▶ EXERCISE TASK
The exercise asks for every line of the data to be reproduced exactly.

▶ DATA LISTING
begin

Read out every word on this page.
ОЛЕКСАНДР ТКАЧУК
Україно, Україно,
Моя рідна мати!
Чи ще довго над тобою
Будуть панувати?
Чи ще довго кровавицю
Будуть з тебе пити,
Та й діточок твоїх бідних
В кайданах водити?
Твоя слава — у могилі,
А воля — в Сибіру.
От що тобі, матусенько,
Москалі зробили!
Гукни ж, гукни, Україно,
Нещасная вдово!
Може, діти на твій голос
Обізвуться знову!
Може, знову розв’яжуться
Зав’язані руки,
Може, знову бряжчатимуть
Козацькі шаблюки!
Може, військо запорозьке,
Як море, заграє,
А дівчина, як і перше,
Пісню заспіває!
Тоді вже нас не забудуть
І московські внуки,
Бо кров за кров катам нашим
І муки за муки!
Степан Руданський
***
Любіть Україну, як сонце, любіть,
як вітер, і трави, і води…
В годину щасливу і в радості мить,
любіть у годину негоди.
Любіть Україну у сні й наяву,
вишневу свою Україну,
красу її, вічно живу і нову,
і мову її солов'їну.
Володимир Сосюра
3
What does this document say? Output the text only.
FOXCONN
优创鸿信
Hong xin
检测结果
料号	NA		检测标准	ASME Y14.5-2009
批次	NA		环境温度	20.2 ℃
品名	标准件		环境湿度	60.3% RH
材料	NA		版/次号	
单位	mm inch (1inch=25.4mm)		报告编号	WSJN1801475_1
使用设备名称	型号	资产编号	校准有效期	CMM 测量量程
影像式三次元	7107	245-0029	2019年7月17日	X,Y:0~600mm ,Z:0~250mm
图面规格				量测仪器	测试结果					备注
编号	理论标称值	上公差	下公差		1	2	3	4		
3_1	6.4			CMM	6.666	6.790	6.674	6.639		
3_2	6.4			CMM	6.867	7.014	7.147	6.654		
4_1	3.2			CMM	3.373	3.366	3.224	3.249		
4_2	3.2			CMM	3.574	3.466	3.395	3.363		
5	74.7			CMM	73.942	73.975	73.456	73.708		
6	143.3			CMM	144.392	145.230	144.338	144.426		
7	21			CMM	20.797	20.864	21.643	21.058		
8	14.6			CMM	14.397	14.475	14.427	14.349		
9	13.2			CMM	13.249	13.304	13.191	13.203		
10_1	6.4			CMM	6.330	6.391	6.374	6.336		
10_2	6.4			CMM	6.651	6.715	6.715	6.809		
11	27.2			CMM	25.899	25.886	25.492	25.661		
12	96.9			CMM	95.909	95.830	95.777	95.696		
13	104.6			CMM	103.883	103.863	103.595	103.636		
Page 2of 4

end

▶ THE COMPLETED TASK
Read out every word on this page.
ОЛЕКСАНДР ТКАЧУК
Україно, Україно,
Моя рідна мати!
Чи ще довго над тобою
Будуть панувати?
Чи ще довго кровавицю
Будуть з тебе пити,
Та й діточок твоїх бідних
В кайданах водити?
Твоя слава — у могилі,
А воля — в Сибіру.
От що тобі, матусенько,
Москалі зробили!
Гукни ж, гукни, Україно,
Нещасная вдово!
Може, діти на твій голос
Обізвуться знову!
Може, знову розв’яжуться
Зав’язані руки,
Може, знову бряжчатимуть
Козацькі шаблюки!
Може, військо запорозьке,
Як море, заграє,
А дівчина, як і перше,
Пісню заспіває!
Тоді вже нас не забудуть
І московські внуки,
Бо кров за кров катам нашим
І муки за муки!
Степан Руданський
***
Любіть Україну, як сонце, любіть,
як вітер, і трави, і води…
В годину щасливу і в радості мить,
любіть у годину негоди.
Любіть Україну у сні й наяву,
вишневу свою Україну,
красу її, вічно живу і нову,
і мову її солов'їну.
Володимир Сосюра
3
What does this document say? Output the text only.
FOXCONN
优创鸿信
Hong xin
检测结果
料号	NA		检测标准	ASME Y14.5-2009
批次	NA		环境温度	20.2 ℃
品名	标准件		环境湿度	60.3% RH
材料	NA		版/次号	
单位	mm inch (1inch=25.4mm)		报告编号	WSJN1801475_1
使用设备名称	型号	资产编号	校准有效期	CMM 测量量程
影像式三次元	7107	245-0029	2019年7月17日	X,Y:0~600mm ,Z:0~250mm
图面规格				量测仪器	测试结果					备注
编号	理论标称值	上公差	下公差		1	2	3	4		
3_1	6.4			CMM	6.666	6.790	6.674	6.639		
3_2	6.4			CMM	6.867	7.014	7.147	6.654		
4_1	3.2			CMM	3.373	3.366	3.224	3.249		
4_2	3.2			CMM	3.574	3.466	3.395	3.363		
5	74.7			CMM	73.942	73.975	73.456	73.708		
6	143.3			CMM	144.392	145.230	144.338	144.426		
7	21			CMM	20.797	20.864	21.643	21.058		
8	14.6			CMM	14.397	14.475	14.427	14.349		
9	13.2			CMM	13.249	13.304	13.191	13.203		
10_1	6.4			CMM	6.330	6.391	6.374	6.336		
10_2	6.4			CMM	6.651	6.715	6.715	6.809		
11	27.2			CMM	25.899	25.886	25.492	25.661		
12	96.9			CMM	95.909	95.830	95.777	95.696		
13	104.6			CMM	103.883	103.863	103.595	103.636		
Page 2of 4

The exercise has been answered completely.